:: THE INPUT
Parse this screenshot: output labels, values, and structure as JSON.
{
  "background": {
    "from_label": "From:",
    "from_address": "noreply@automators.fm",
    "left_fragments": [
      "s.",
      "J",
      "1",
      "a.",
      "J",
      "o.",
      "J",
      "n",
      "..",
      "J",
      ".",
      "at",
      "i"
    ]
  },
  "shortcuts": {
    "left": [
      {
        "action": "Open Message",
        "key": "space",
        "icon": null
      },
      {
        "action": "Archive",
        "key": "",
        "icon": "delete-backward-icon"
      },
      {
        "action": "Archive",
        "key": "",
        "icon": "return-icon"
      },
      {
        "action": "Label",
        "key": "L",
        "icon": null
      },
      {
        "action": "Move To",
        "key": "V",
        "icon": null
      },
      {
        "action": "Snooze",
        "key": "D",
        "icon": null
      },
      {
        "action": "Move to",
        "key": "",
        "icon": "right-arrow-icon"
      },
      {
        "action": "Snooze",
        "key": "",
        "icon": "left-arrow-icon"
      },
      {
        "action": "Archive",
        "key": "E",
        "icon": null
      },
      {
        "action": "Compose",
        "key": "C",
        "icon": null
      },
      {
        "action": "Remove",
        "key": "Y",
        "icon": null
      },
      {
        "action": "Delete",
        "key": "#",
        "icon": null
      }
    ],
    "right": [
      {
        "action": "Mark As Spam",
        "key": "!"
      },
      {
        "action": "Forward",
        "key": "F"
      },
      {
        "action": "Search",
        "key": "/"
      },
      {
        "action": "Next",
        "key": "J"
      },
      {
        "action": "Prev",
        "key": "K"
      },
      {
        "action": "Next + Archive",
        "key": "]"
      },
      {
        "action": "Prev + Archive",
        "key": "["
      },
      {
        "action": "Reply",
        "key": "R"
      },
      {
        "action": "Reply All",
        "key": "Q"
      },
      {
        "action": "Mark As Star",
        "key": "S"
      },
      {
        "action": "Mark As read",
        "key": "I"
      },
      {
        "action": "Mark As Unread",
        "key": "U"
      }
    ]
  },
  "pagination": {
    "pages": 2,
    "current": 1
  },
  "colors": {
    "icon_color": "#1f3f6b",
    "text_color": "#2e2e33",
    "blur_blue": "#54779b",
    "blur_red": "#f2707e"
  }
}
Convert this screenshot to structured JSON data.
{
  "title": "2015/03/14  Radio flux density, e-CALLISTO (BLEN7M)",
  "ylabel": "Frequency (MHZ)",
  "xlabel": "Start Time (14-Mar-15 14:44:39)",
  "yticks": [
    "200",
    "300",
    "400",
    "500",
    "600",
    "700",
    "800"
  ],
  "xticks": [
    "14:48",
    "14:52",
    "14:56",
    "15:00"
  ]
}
::::
EXERCISE:
Starting with the line that contains "Convert this screenshot", print each line through the last one in the listing. Include both end lines and add nothing.

OUTPUT BELOW:
Convert this screenshot to structured JSON data.
{
  "title": "2015/03/14  Radio flux density, e-CALLISTO (BLEN7M)",
  "ylabel": "Frequency (MHZ)",
  "xlabel": "Start Time (14-Mar-15 14:44:39)",
  "yticks": [
    "200",
    "300",
    "400",
    "500",
    "600",
    "700",
    "800"
  ],
  "xticks": [
    "14:48",
    "14:52",
    "14:56",
    "15:00"
  ]
}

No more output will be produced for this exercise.